> **WRITTEN REQUEST**: Isolate every line in the records below with "time" in it.

··· EXERCISE MATERIALS ···

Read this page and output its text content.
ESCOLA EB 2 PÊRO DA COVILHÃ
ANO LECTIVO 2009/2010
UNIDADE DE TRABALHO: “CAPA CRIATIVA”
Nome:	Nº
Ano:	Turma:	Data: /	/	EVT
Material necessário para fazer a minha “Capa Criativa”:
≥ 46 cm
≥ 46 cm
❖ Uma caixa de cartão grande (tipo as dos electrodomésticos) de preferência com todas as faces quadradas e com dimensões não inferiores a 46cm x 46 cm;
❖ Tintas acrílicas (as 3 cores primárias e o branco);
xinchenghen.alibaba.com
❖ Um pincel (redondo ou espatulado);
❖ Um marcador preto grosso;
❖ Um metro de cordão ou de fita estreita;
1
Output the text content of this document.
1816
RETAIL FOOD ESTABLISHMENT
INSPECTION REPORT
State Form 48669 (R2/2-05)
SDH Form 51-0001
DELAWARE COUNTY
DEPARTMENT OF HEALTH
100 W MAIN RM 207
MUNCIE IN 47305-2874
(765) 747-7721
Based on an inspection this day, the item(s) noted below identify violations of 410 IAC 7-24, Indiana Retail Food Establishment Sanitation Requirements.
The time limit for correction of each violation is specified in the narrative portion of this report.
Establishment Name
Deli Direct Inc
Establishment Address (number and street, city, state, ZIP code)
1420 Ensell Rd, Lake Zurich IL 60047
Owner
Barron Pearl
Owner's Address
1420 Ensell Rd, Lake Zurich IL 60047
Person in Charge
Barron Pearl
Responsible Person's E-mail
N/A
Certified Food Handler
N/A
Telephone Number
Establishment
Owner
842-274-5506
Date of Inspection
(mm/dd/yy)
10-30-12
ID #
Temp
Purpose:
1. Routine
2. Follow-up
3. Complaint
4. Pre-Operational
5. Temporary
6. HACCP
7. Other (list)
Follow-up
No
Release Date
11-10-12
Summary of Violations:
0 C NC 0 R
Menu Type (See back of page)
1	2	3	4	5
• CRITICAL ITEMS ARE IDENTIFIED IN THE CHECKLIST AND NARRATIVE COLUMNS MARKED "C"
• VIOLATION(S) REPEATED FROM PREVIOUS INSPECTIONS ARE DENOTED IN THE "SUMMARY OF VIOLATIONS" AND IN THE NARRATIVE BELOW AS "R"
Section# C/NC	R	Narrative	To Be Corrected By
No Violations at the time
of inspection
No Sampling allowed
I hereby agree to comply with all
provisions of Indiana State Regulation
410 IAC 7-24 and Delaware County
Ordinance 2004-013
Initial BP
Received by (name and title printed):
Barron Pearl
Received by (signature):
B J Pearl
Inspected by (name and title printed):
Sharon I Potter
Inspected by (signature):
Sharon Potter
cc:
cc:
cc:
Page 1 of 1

···

> **SOLUTION**:
The time limit for correction of each violation is specified in the narrative portion of this report.
No Violations at the time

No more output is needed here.